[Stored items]
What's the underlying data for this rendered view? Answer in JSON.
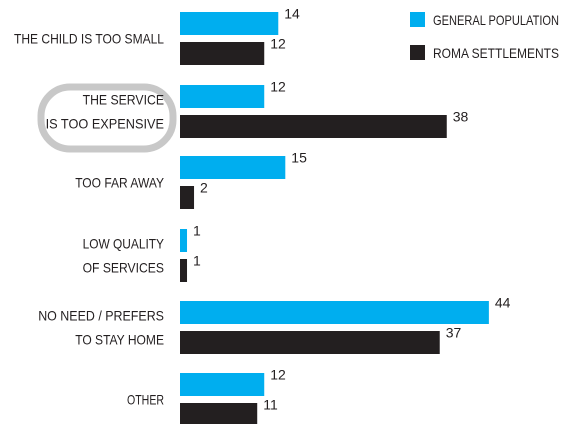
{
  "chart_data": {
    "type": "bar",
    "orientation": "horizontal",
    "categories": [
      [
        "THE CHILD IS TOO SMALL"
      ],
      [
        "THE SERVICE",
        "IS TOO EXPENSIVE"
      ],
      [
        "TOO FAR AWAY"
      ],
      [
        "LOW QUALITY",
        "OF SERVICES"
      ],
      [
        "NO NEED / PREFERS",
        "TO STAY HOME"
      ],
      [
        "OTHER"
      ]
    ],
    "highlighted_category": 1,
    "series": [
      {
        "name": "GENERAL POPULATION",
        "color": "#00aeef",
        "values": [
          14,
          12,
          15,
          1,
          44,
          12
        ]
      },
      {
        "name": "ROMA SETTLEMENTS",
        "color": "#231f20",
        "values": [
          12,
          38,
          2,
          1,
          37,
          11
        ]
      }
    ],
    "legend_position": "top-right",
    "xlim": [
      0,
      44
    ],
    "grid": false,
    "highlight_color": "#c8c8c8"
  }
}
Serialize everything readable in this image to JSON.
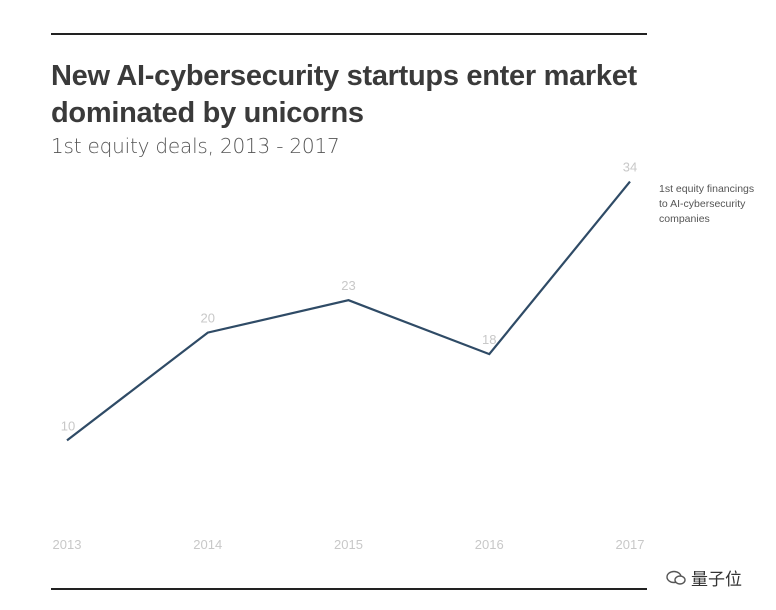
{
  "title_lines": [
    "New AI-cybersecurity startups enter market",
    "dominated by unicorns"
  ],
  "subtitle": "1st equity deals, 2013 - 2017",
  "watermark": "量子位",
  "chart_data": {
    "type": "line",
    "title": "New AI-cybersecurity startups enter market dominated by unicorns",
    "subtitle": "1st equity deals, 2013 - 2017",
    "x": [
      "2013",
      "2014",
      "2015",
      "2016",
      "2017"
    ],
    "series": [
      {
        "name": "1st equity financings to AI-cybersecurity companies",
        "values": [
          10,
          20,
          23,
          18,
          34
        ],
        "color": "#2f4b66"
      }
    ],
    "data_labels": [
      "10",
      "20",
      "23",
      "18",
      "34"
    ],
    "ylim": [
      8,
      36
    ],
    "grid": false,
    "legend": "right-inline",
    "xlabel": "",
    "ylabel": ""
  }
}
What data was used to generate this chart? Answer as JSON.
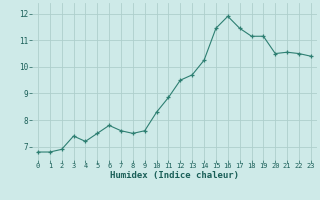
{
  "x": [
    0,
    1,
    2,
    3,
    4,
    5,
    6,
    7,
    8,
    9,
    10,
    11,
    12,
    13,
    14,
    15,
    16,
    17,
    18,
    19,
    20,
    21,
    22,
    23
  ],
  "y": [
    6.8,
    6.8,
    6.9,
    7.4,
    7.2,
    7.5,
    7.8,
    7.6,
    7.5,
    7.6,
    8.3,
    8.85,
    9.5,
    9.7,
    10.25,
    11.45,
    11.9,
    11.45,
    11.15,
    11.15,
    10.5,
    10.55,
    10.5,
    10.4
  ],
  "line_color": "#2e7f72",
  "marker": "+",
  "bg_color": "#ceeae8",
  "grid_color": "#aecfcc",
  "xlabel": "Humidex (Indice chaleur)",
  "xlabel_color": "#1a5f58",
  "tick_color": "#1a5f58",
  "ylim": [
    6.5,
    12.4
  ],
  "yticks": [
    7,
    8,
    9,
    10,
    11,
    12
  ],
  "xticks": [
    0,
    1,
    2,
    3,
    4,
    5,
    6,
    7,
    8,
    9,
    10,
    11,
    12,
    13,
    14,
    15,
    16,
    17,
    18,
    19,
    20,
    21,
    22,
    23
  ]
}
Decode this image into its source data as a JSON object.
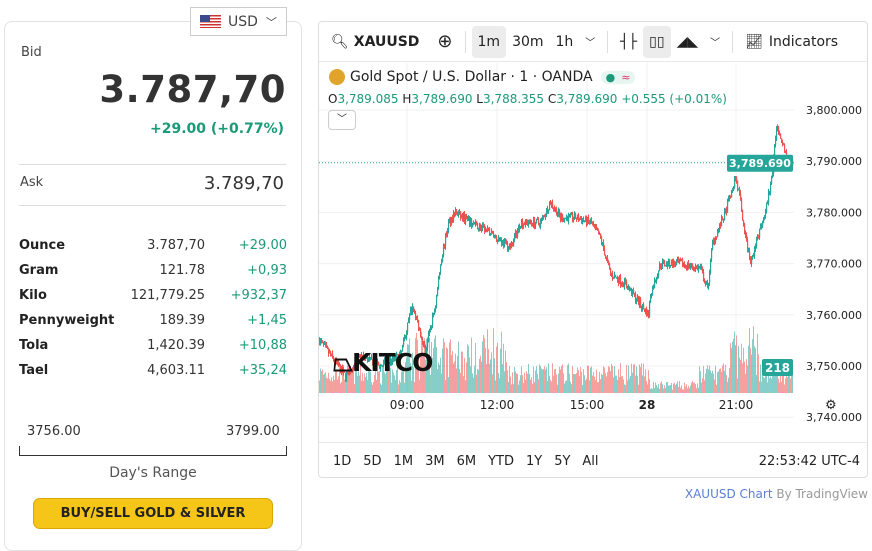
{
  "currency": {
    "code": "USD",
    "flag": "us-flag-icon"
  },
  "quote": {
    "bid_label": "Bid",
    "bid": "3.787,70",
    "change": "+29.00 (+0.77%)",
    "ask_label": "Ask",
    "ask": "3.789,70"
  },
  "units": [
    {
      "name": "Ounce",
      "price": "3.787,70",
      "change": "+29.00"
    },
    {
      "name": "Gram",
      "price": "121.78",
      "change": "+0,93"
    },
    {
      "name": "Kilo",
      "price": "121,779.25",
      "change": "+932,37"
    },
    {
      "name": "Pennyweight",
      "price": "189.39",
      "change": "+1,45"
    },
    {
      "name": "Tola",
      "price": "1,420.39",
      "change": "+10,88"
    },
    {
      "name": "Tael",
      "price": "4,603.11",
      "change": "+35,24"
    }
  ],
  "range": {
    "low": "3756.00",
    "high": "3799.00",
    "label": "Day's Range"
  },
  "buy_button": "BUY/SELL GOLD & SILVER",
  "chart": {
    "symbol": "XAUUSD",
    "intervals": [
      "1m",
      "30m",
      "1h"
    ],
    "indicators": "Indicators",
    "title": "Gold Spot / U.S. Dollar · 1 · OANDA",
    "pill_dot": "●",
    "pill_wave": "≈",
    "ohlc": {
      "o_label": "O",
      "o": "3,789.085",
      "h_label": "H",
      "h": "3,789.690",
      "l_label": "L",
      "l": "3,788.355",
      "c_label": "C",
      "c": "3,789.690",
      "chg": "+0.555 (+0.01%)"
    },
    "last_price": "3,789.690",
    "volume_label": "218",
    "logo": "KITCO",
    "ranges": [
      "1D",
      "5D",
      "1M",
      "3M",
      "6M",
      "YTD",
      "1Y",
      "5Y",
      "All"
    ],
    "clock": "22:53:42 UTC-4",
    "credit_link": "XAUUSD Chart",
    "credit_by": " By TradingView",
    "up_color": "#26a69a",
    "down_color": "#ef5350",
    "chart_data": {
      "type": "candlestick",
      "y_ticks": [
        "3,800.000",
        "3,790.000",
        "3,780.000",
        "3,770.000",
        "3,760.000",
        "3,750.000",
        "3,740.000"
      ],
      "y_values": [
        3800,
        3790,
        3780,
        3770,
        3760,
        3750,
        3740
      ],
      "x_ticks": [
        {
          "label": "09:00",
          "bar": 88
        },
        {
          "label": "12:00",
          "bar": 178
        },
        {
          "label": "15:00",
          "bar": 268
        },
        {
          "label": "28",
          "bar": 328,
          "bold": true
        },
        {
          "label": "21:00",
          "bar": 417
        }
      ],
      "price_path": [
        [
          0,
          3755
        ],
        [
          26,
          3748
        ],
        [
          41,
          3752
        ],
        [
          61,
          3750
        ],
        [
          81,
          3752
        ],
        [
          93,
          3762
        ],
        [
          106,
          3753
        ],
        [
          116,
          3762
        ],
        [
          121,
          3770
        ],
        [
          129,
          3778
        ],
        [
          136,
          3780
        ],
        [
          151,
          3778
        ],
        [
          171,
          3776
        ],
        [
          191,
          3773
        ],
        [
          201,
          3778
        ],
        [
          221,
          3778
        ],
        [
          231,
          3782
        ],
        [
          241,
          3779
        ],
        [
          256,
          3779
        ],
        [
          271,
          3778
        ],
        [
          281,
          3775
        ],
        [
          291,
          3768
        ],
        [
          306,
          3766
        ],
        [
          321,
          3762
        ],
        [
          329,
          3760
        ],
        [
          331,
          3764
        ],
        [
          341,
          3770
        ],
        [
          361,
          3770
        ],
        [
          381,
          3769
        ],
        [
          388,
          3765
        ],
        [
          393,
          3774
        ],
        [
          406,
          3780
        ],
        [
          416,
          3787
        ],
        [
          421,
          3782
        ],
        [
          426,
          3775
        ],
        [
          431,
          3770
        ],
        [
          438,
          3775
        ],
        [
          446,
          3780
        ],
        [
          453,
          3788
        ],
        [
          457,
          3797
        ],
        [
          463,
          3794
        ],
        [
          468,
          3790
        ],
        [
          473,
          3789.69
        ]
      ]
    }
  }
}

[REQUIREMENT]
Make an exact copy of the data, leaving its pictures out.

[REPLY]
What's the underlying data for this rendered view? Answer in JSON.
{
  "chart_data": {
    "type": "bar",
    "orientation": "horizontal",
    "categories": [
      [
        "THE CHILD IS TOO SMALL"
      ],
      [
        "THE SERVICE",
        "IS TOO EXPENSIVE"
      ],
      [
        "TOO FAR AWAY"
      ],
      [
        "LOW QUALITY",
        "OF SERVICES"
      ],
      [
        "NO NEED / PREFERS",
        "TO STAY HOME"
      ],
      [
        "OTHER"
      ]
    ],
    "highlighted_category": 1,
    "series": [
      {
        "name": "GENERAL POPULATION",
        "color": "#00aeef",
        "values": [
          14,
          12,
          15,
          1,
          44,
          12
        ]
      },
      {
        "name": "ROMA SETTLEMENTS",
        "color": "#231f20",
        "values": [
          12,
          38,
          2,
          1,
          37,
          11
        ]
      }
    ],
    "legend_position": "top-right",
    "xlim": [
      0,
      44
    ],
    "grid": false,
    "highlight_color": "#c8c8c8"
  }
}
Serialize everything readable in this image to JSON.
{
  "title_lines": [
    "New AI-cybersecurity startups enter market",
    "dominated by unicorns"
  ],
  "subtitle": "1st equity deals, 2013 - 2017",
  "watermark": "量子位",
  "chart_data": {
    "type": "line",
    "title": "New AI-cybersecurity startups enter market dominated by unicorns",
    "subtitle": "1st equity deals, 2013 - 2017",
    "x": [
      "2013",
      "2014",
      "2015",
      "2016",
      "2017"
    ],
    "series": [
      {
        "name": "1st equity financings to AI-cybersecurity companies",
        "values": [
          10,
          20,
          23,
          18,
          34
        ],
        "color": "#2f4b66"
      }
    ],
    "data_labels": [
      "10",
      "20",
      "23",
      "18",
      "34"
    ],
    "ylim": [
      8,
      36
    ],
    "grid": false,
    "legend": "right-inline",
    "xlabel": "",
    "ylabel": ""
  }
}
What data was used to generate this chart? Answer as JSON.
{
  "x": [
    0,
    1,
    2,
    3,
    4,
    5,
    6,
    7,
    8,
    9,
    10,
    11,
    12,
    13,
    14,
    15,
    16,
    17,
    18,
    19,
    20,
    21,
    22,
    23
  ],
  "y": [
    6.8,
    6.8,
    6.9,
    7.4,
    7.2,
    7.5,
    7.8,
    7.6,
    7.5,
    7.6,
    8.3,
    8.85,
    9.5,
    9.7,
    10.25,
    11.45,
    11.9,
    11.45,
    11.15,
    11.15,
    10.5,
    10.55,
    10.5,
    10.4
  ],
  "line_color": "#2e7f72",
  "marker": "+",
  "bg_color": "#ceeae8",
  "grid_color": "#aecfcc",
  "xlabel": "Humidex (Indice chaleur)",
  "xlabel_color": "#1a5f58",
  "tick_color": "#1a5f58",
  "ylim": [
    6.5,
    12.4
  ],
  "yticks": [
    7,
    8,
    9,
    10,
    11,
    12
  ],
  "xticks": [
    0,
    1,
    2,
    3,
    4,
    5,
    6,
    7,
    8,
    9,
    10,
    11,
    12,
    13,
    14,
    15,
    16,
    17,
    18,
    19,
    20,
    21,
    22,
    23
  ]
}
Decode this image into its source data as a JSON object.
{
  "currency": {
    "code": "USD",
    "flag": "us-flag-icon"
  },
  "quote": {
    "bid_label": "Bid",
    "bid": "3.787,70",
    "change": "+29.00 (+0.77%)",
    "ask_label": "Ask",
    "ask": "3.789,70"
  },
  "units": [
    {
      "name": "Ounce",
      "price": "3.787,70",
      "change": "+29.00"
    },
    {
      "name": "Gram",
      "price": "121.78",
      "change": "+0,93"
    },
    {
      "name": "Kilo",
      "price": "121,779.25",
      "change": "+932,37"
    },
    {
      "name": "Pennyweight",
      "price": "189.39",
      "change": "+1,45"
    },
    {
      "name": "Tola",
      "price": "1,420.39",
      "change": "+10,88"
    },
    {
      "name": "Tael",
      "price": "4,603.11",
      "change": "+35,24"
    }
  ],
  "range": {
    "low": "3756.00",
    "high": "3799.00",
    "label": "Day's Range"
  },
  "buy_button": "BUY/SELL GOLD & SILVER",
  "chart": {
    "symbol": "XAUUSD",
    "intervals": [
      "1m",
      "30m",
      "1h"
    ],
    "indicators": "Indicators",
    "title": "Gold Spot / U.S. Dollar · 1 · OANDA",
    "pill_dot": "●",
    "pill_wave": "≈",
    "ohlc": {
      "o_label": "O",
      "o": "3,789.085",
      "h_label": "H",
      "h": "3,789.690",
      "l_label": "L",
      "l": "3,788.355",
      "c_label": "C",
      "c": "3,789.690",
      "chg": "+0.555 (+0.01%)"
    },
    "last_price": "3,789.690",
    "volume_label": "218",
    "logo": "KITCO",
    "ranges": [
      "1D",
      "5D",
      "1M",
      "3M",
      "6M",
      "YTD",
      "1Y",
      "5Y",
      "All"
    ],
    "clock": "22:53:42 UTC-4",
    "credit_link": "XAUUSD Chart",
    "credit_by": " By TradingView",
    "up_color": "#26a69a",
    "down_color": "#ef5350",
    "chart_data": {
      "type": "candlestick",
      "y_ticks": [
        "3,800.000",
        "3,790.000",
        "3,780.000",
        "3,770.000",
        "3,760.000",
        "3,750.000",
        "3,740.000"
      ],
      "y_values": [
        3800,
        3790,
        3780,
        3770,
        3760,
        3750,
        3740
      ],
      "x_ticks": [
        {
          "label": "09:00",
          "bar": 88
        },
        {
          "label": "12:00",
          "bar": 178
        },
        {
          "label": "15:00",
          "bar": 268
        },
        {
          "label": "28",
          "bar": 328,
          "bold": true
        },
        {
          "label": "21:00",
          "bar": 417
        }
      ],
      "price_path": [
        [
          0,
          3755
        ],
        [
          26,
          3748
        ],
        [
          41,
          3752
        ],
        [
          61,
          3750
        ],
        [
          81,
          3752
        ],
        [
          93,
          3762
        ],
        [
          106,
          3753
        ],
        [
          116,
          3762
        ],
        [
          121,
          3770
        ],
        [
          129,
          3778
        ],
        [
          136,
          3780
        ],
        [
          151,
          3778
        ],
        [
          171,
          3776
        ],
        [
          191,
          3773
        ],
        [
          201,
          3778
        ],
        [
          221,
          3778
        ],
        [
          231,
          3782
        ],
        [
          241,
          3779
        ],
        [
          256,
          3779
        ],
        [
          271,
          3778
        ],
        [
          281,
          3775
        ],
        [
          291,
          3768
        ],
        [
          306,
          3766
        ],
        [
          321,
          3762
        ],
        [
          329,
          3760
        ],
        [
          331,
          3764
        ],
        [
          341,
          3770
        ],
        [
          361,
          3770
        ],
        [
          381,
          3769
        ],
        [
          388,
          3765
        ],
        [
          393,
          3774
        ],
        [
          406,
          3780
        ],
        [
          416,
          3787
        ],
        [
          421,
          3782
        ],
        [
          426,
          3775
        ],
        [
          431,
          3770
        ],
        [
          438,
          3775
        ],
        [
          446,
          3780
        ],
        [
          453,
          3788
        ],
        [
          457,
          3797
        ],
        [
          463,
          3794
        ],
        [
          468,
          3790
        ],
        [
          473,
          3789.69
        ]
      ]
    }
  }
}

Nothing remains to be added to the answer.